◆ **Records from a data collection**
--------

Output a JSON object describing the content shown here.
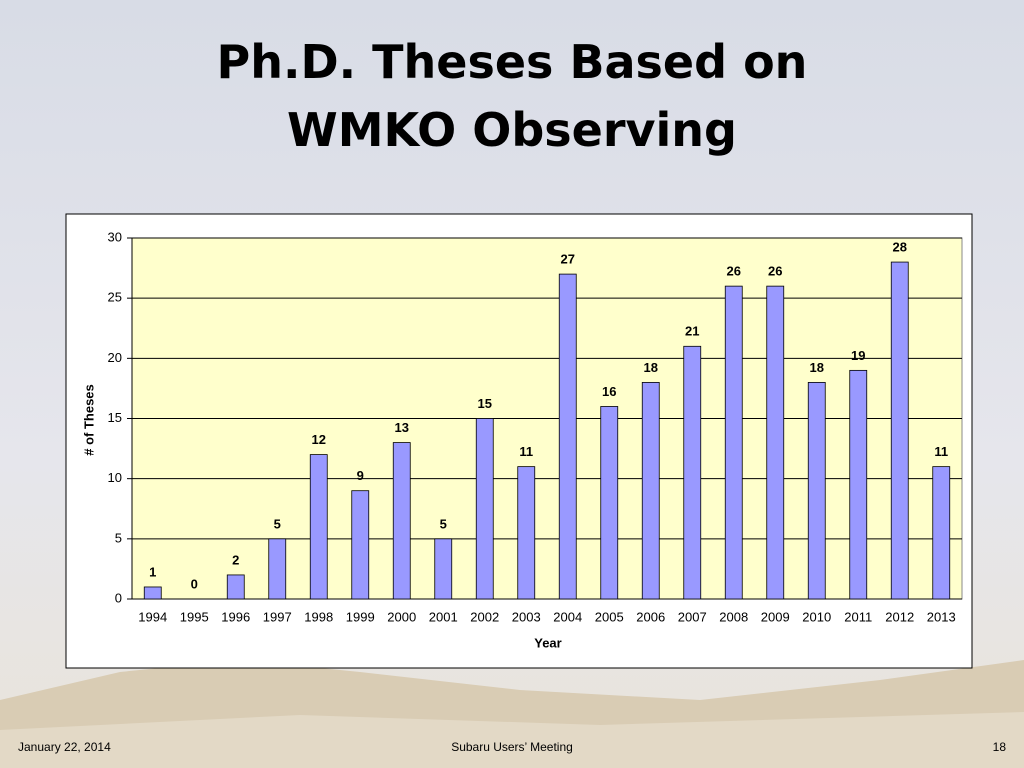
{
  "chart_data": {
    "type": "bar",
    "title": "Ph.D. Theses Based on WMKO Observing",
    "x_label": "Year",
    "y_label": "# of Theses",
    "categories": [
      "1994",
      "1995",
      "1996",
      "1997",
      "1998",
      "1999",
      "2000",
      "2001",
      "2002",
      "2003",
      "2004",
      "2005",
      "2006",
      "2007",
      "2008",
      "2009",
      "2010",
      "2011",
      "2012",
      "2013"
    ],
    "values": [
      1,
      0,
      2,
      5,
      12,
      9,
      13,
      5,
      15,
      11,
      27,
      16,
      18,
      21,
      26,
      26,
      18,
      19,
      28,
      11
    ],
    "color": "#9999ff",
    "ylim": [
      0,
      30
    ],
    "yticks": [
      0,
      5,
      10,
      15,
      20,
      25,
      30
    ],
    "grid": true
  },
  "footer": {
    "date": "January 22, 2014",
    "event": "Subaru Users’ Meeting",
    "page": "18"
  }
}
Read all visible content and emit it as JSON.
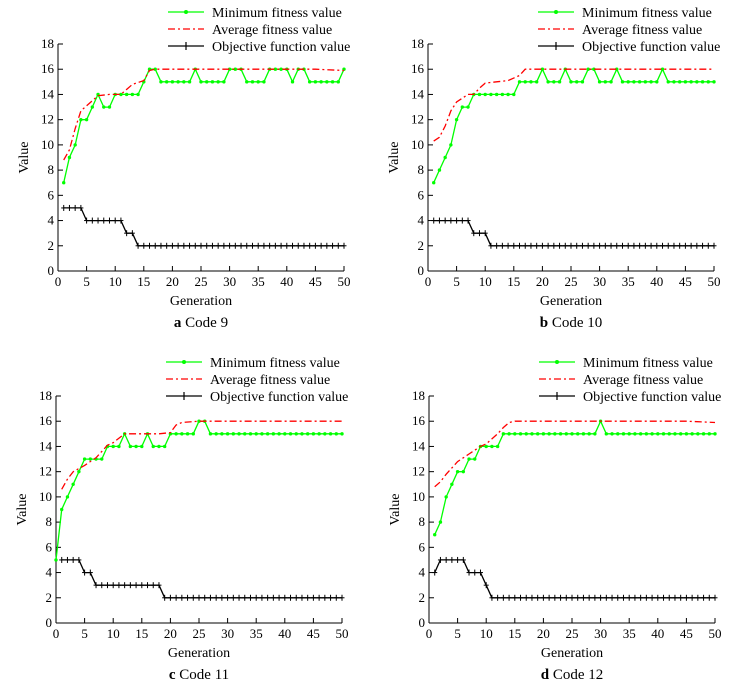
{
  "figure": {
    "colors": {
      "minimum": "#00ff00",
      "average": "#ff0000",
      "objective": "#000000"
    }
  },
  "chart_data": [
    {
      "type": "line",
      "caption_letter": "a",
      "caption_text": "Code 9",
      "xlabel": "Generation",
      "ylabel": "Value",
      "xlim": [
        0,
        50
      ],
      "ylim": [
        0,
        18
      ],
      "xticks": [
        0,
        5,
        10,
        15,
        20,
        25,
        30,
        35,
        40,
        45,
        50
      ],
      "yticks": [
        0,
        2,
        4,
        6,
        8,
        10,
        12,
        14,
        16,
        18
      ],
      "legend_position": "top",
      "series": [
        {
          "name": "Minimum fitness value",
          "style": "solid-dot",
          "x": [
            1,
            2,
            3,
            4,
            5,
            6,
            7,
            8,
            9,
            10,
            11,
            12,
            13,
            14,
            15,
            16,
            17,
            18,
            19,
            20,
            21,
            22,
            23,
            24,
            25,
            26,
            27,
            28,
            29,
            30,
            31,
            32,
            33,
            34,
            35,
            36,
            37,
            38,
            39,
            40,
            41,
            42,
            43,
            44,
            45,
            46,
            47,
            48,
            49,
            50
          ],
          "values": [
            7,
            9,
            10,
            12,
            12,
            13,
            14,
            13,
            13,
            14,
            14,
            14,
            14,
            14,
            15,
            16,
            16,
            15,
            15,
            15,
            15,
            15,
            15,
            16,
            15,
            15,
            15,
            15,
            15,
            16,
            16,
            16,
            15,
            15,
            15,
            15,
            16,
            16,
            16,
            16,
            15,
            16,
            16,
            15,
            15,
            15,
            15,
            15,
            15,
            16
          ]
        },
        {
          "name": "Average fitness value",
          "style": "dashdot",
          "x": [
            1,
            2,
            3,
            4,
            5,
            7,
            9,
            11,
            13,
            15,
            16,
            17,
            20,
            25,
            30,
            35,
            40,
            45,
            50
          ],
          "values": [
            8.8,
            9.6,
            11.3,
            12.7,
            13.1,
            13.9,
            14.0,
            14.0,
            14.8,
            15.1,
            15.9,
            16.0,
            16.0,
            16.0,
            16.0,
            16.0,
            16.0,
            16.0,
            15.9
          ]
        },
        {
          "name": "Objective function value",
          "style": "solid-plus",
          "x": [
            1,
            2,
            3,
            4,
            5,
            6,
            7,
            8,
            9,
            10,
            11,
            12,
            13,
            14,
            15,
            16,
            17,
            18,
            19,
            20,
            21,
            22,
            23,
            24,
            25,
            26,
            27,
            28,
            29,
            30,
            31,
            32,
            33,
            34,
            35,
            36,
            37,
            38,
            39,
            40,
            41,
            42,
            43,
            44,
            45,
            46,
            47,
            48,
            49,
            50
          ],
          "values": [
            5,
            5,
            5,
            5,
            4,
            4,
            4,
            4,
            4,
            4,
            4,
            3,
            3,
            2,
            2,
            2,
            2,
            2,
            2,
            2,
            2,
            2,
            2,
            2,
            2,
            2,
            2,
            2,
            2,
            2,
            2,
            2,
            2,
            2,
            2,
            2,
            2,
            2,
            2,
            2,
            2,
            2,
            2,
            2,
            2,
            2,
            2,
            2,
            2,
            2
          ]
        }
      ]
    },
    {
      "type": "line",
      "caption_letter": "b",
      "caption_text": "Code 10",
      "xlabel": "Generation",
      "ylabel": "Value",
      "xlim": [
        0,
        50
      ],
      "ylim": [
        0,
        18
      ],
      "xticks": [
        0,
        5,
        10,
        15,
        20,
        25,
        30,
        35,
        40,
        45,
        50
      ],
      "yticks": [
        0,
        2,
        4,
        6,
        8,
        10,
        12,
        14,
        16,
        18
      ],
      "legend_position": "top",
      "series": [
        {
          "name": "Minimum fitness value",
          "style": "solid-dot",
          "x": [
            1,
            2,
            3,
            4,
            5,
            6,
            7,
            8,
            9,
            10,
            11,
            12,
            13,
            14,
            15,
            16,
            17,
            18,
            19,
            20,
            21,
            22,
            23,
            24,
            25,
            26,
            27,
            28,
            29,
            30,
            31,
            32,
            33,
            34,
            35,
            36,
            37,
            38,
            39,
            40,
            41,
            42,
            43,
            44,
            45,
            46,
            47,
            48,
            49,
            50
          ],
          "values": [
            7,
            8,
            9,
            10,
            12,
            13,
            13,
            14,
            14,
            14,
            14,
            14,
            14,
            14,
            14,
            15,
            15,
            15,
            15,
            16,
            15,
            15,
            15,
            16,
            15,
            15,
            15,
            16,
            16,
            15,
            15,
            15,
            16,
            15,
            15,
            15,
            15,
            15,
            15,
            15,
            16,
            15,
            15,
            15,
            15,
            15,
            15,
            15,
            15,
            15
          ]
        },
        {
          "name": "Average fitness value",
          "style": "dashdot",
          "x": [
            1,
            2,
            3,
            4,
            5,
            6,
            7,
            8,
            9,
            10,
            12,
            14,
            16,
            17,
            20,
            25,
            30,
            35,
            40,
            45,
            50
          ],
          "values": [
            10.3,
            10.6,
            11.5,
            12.7,
            13.4,
            13.7,
            14.0,
            14.0,
            14.5,
            14.9,
            15.0,
            15.1,
            15.5,
            16.0,
            16.0,
            16.0,
            16.0,
            16.0,
            16.0,
            16.0,
            16.0
          ]
        },
        {
          "name": "Objective function value",
          "style": "solid-plus",
          "x": [
            1,
            2,
            3,
            4,
            5,
            6,
            7,
            8,
            9,
            10,
            11,
            12,
            13,
            14,
            15,
            16,
            17,
            18,
            19,
            20,
            21,
            22,
            23,
            24,
            25,
            26,
            27,
            28,
            29,
            30,
            31,
            32,
            33,
            34,
            35,
            36,
            37,
            38,
            39,
            40,
            41,
            42,
            43,
            44,
            45,
            46,
            47,
            48,
            49,
            50
          ],
          "values": [
            4,
            4,
            4,
            4,
            4,
            4,
            4,
            3,
            3,
            3,
            2,
            2,
            2,
            2,
            2,
            2,
            2,
            2,
            2,
            2,
            2,
            2,
            2,
            2,
            2,
            2,
            2,
            2,
            2,
            2,
            2,
            2,
            2,
            2,
            2,
            2,
            2,
            2,
            2,
            2,
            2,
            2,
            2,
            2,
            2,
            2,
            2,
            2,
            2,
            2
          ]
        }
      ]
    },
    {
      "type": "line",
      "caption_letter": "c",
      "caption_text": "Code 11",
      "xlabel": "Generation",
      "ylabel": "Value",
      "xlim": [
        0,
        50
      ],
      "ylim": [
        0,
        18
      ],
      "xticks": [
        0,
        5,
        10,
        15,
        20,
        25,
        30,
        35,
        40,
        45,
        50
      ],
      "yticks": [
        0,
        2,
        4,
        6,
        8,
        10,
        12,
        14,
        16,
        18
      ],
      "legend_position": "top",
      "series": [
        {
          "name": "Minimum fitness value",
          "style": "solid-dot",
          "x": [
            0,
            1,
            2,
            3,
            4,
            5,
            6,
            7,
            8,
            9,
            10,
            11,
            12,
            13,
            14,
            15,
            16,
            17,
            18,
            19,
            20,
            21,
            22,
            23,
            24,
            25,
            26,
            27,
            28,
            29,
            30,
            31,
            32,
            33,
            34,
            35,
            36,
            37,
            38,
            39,
            40,
            41,
            42,
            43,
            44,
            45,
            46,
            47,
            48,
            49,
            50
          ],
          "values": [
            5,
            9,
            10,
            11,
            12,
            13,
            13,
            13,
            13,
            14,
            14,
            14,
            15,
            14,
            14,
            14,
            15,
            14,
            14,
            14,
            15,
            15,
            15,
            15,
            15,
            16,
            16,
            15,
            15,
            15,
            15,
            15,
            15,
            15,
            15,
            15,
            15,
            15,
            15,
            15,
            15,
            15,
            15,
            15,
            15,
            15,
            15,
            15,
            15,
            15,
            15
          ]
        },
        {
          "name": "Average fitness value",
          "style": "dashdot",
          "x": [
            1,
            2,
            3,
            5,
            7,
            9,
            10,
            12,
            15,
            18,
            20,
            21,
            22,
            25,
            30,
            35,
            40,
            45,
            50
          ],
          "values": [
            10.6,
            11.4,
            12.0,
            12.5,
            13.1,
            14.1,
            14.3,
            15.0,
            15.0,
            15.0,
            15.1,
            15.7,
            15.9,
            16.0,
            16.0,
            16.0,
            16.0,
            16.0,
            16.0
          ]
        },
        {
          "name": "Objective function value",
          "style": "solid-plus",
          "x": [
            1,
            2,
            3,
            4,
            5,
            6,
            7,
            8,
            9,
            10,
            11,
            12,
            13,
            14,
            15,
            16,
            17,
            18,
            19,
            20,
            21,
            22,
            23,
            24,
            25,
            26,
            27,
            28,
            29,
            30,
            31,
            32,
            33,
            34,
            35,
            36,
            37,
            38,
            39,
            40,
            41,
            42,
            43,
            44,
            45,
            46,
            47,
            48,
            49,
            50
          ],
          "values": [
            5,
            5,
            5,
            5,
            4,
            4,
            3,
            3,
            3,
            3,
            3,
            3,
            3,
            3,
            3,
            3,
            3,
            3,
            2,
            2,
            2,
            2,
            2,
            2,
            2,
            2,
            2,
            2,
            2,
            2,
            2,
            2,
            2,
            2,
            2,
            2,
            2,
            2,
            2,
            2,
            2,
            2,
            2,
            2,
            2,
            2,
            2,
            2,
            2,
            2
          ]
        }
      ]
    },
    {
      "type": "line",
      "caption_letter": "d",
      "caption_text": "Code 12",
      "xlabel": "Generation",
      "ylabel": "Value",
      "xlim": [
        0,
        50
      ],
      "ylim": [
        0,
        18
      ],
      "xticks": [
        0,
        5,
        10,
        15,
        20,
        25,
        30,
        35,
        40,
        45,
        50
      ],
      "yticks": [
        0,
        2,
        4,
        6,
        8,
        10,
        12,
        14,
        16,
        18
      ],
      "legend_position": "top",
      "series": [
        {
          "name": "Minimum fitness value",
          "style": "solid-dot",
          "x": [
            1,
            2,
            3,
            4,
            5,
            6,
            7,
            8,
            9,
            10,
            11,
            12,
            13,
            14,
            15,
            16,
            17,
            18,
            19,
            20,
            21,
            22,
            23,
            24,
            25,
            26,
            27,
            28,
            29,
            30,
            31,
            32,
            33,
            34,
            35,
            36,
            37,
            38,
            39,
            40,
            41,
            42,
            43,
            44,
            45,
            46,
            47,
            48,
            49,
            50
          ],
          "values": [
            7,
            8,
            10,
            11,
            12,
            12,
            13,
            13,
            14,
            14,
            14,
            14,
            15,
            15,
            15,
            15,
            15,
            15,
            15,
            15,
            15,
            15,
            15,
            15,
            15,
            15,
            15,
            15,
            15,
            16,
            15,
            15,
            15,
            15,
            15,
            15,
            15,
            15,
            15,
            15,
            15,
            15,
            15,
            15,
            15,
            15,
            15,
            15,
            15,
            15
          ]
        },
        {
          "name": "Average fitness value",
          "style": "dashdot",
          "x": [
            1,
            2,
            3,
            4,
            5,
            6,
            7,
            8,
            9,
            10,
            11,
            12,
            13,
            14,
            15,
            20,
            25,
            30,
            35,
            40,
            45,
            50
          ],
          "values": [
            10.8,
            11.2,
            11.8,
            12.3,
            12.8,
            13.1,
            13.4,
            13.7,
            14.0,
            14.2,
            14.6,
            15.0,
            15.5,
            15.9,
            16.0,
            16.0,
            16.0,
            16.0,
            16.0,
            16.0,
            16.0,
            15.9
          ]
        },
        {
          "name": "Objective function value",
          "style": "solid-plus",
          "x": [
            1,
            2,
            3,
            4,
            5,
            6,
            7,
            8,
            9,
            10,
            11,
            12,
            13,
            14,
            15,
            16,
            17,
            18,
            19,
            20,
            21,
            22,
            23,
            24,
            25,
            26,
            27,
            28,
            29,
            30,
            31,
            32,
            33,
            34,
            35,
            36,
            37,
            38,
            39,
            40,
            41,
            42,
            43,
            44,
            45,
            46,
            47,
            48,
            49,
            50
          ],
          "values": [
            4,
            5,
            5,
            5,
            5,
            5,
            4,
            4,
            4,
            3,
            2,
            2,
            2,
            2,
            2,
            2,
            2,
            2,
            2,
            2,
            2,
            2,
            2,
            2,
            2,
            2,
            2,
            2,
            2,
            2,
            2,
            2,
            2,
            2,
            2,
            2,
            2,
            2,
            2,
            2,
            2,
            2,
            2,
            2,
            2,
            2,
            2,
            2,
            2,
            2
          ]
        }
      ]
    }
  ]
}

--------

Collect from the data above every line that includes "JSON".

◆ **Reply**
Output a JSON object describing the content shown here.
Read all visible content and emit it as JSON.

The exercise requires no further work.